TASK DETAILS → Reproduce every line of the entries below word for word, omitting the pictures.

WORKING DATA →
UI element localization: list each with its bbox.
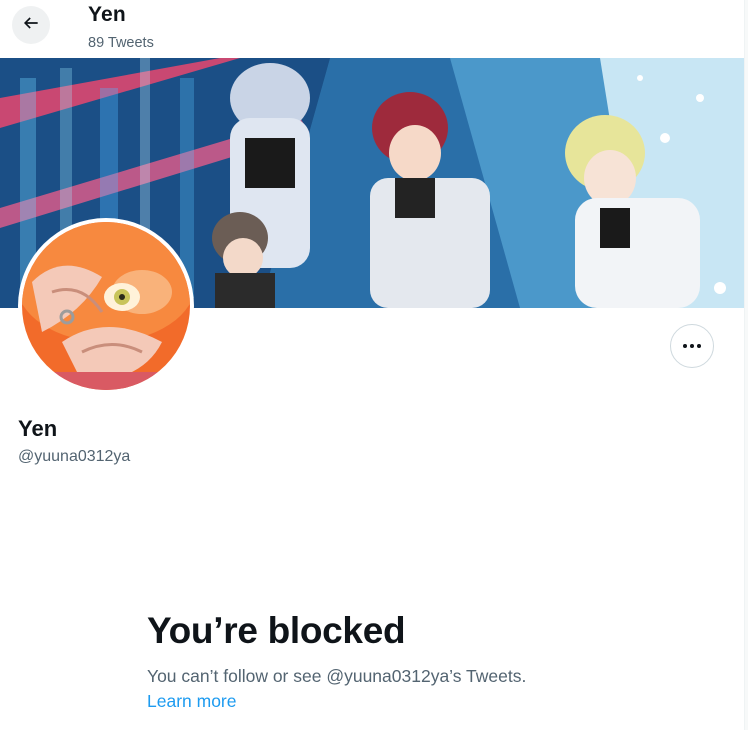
- learn-more-link[interactable]: Learn more: [147, 691, 237, 712]
- blocked-message: You can’t follow or see @yuuna0312ya’s T…: [147, 666, 527, 686]
- header-title: Yen: [88, 3, 126, 26]
- avatar[interactable]: [18, 218, 194, 394]
- blocked-title: You’re blocked: [147, 610, 406, 651]
- profile-column: Yen 89 Tweets Yen @yuuna0312ya You’re bl…: [0, 0, 744, 730]
- more-options-button[interactable]: [670, 324, 714, 368]
- tweet-count: 89 Tweets: [88, 35, 154, 51]
- more-horizontal-icon: [683, 344, 701, 348]
- profile-name: Yen: [18, 416, 58, 441]
- back-button[interactable]: [12, 6, 50, 44]
- profile-header: Yen 89 Tweets: [0, 0, 744, 58]
- avatar-image: [22, 222, 190, 390]
- arrow-left-icon: [21, 13, 41, 38]
- profile-handle: @yuuna0312ya: [18, 448, 131, 465]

EXERCISE ANSWER →
UI element localization: list each with its bbox.
- learn-more-link[interactable]: Learn more: [147, 691, 237, 712]
- blocked-message: You can’t follow or see @yuuna0312ya’s T…: [147, 666, 527, 686]
- header-title: Yen: [88, 3, 126, 26]
- avatar[interactable]: [18, 218, 194, 394]
- blocked-title: You’re blocked: [147, 610, 406, 651]
- profile-column: Yen 89 Tweets Yen @yuuna0312ya You’re bl…: [0, 0, 744, 730]
- more-options-button[interactable]: [670, 324, 714, 368]
- tweet-count: 89 Tweets: [88, 35, 154, 51]
- more-horizontal-icon: [683, 344, 701, 348]
- profile-name: Yen: [18, 416, 58, 441]
- back-button[interactable]: [12, 6, 50, 44]
- profile-header: Yen 89 Tweets: [0, 0, 744, 58]
- avatar-image: [22, 222, 190, 390]
- arrow-left-icon: [21, 13, 41, 38]
- profile-handle: @yuuna0312ya: [18, 448, 131, 465]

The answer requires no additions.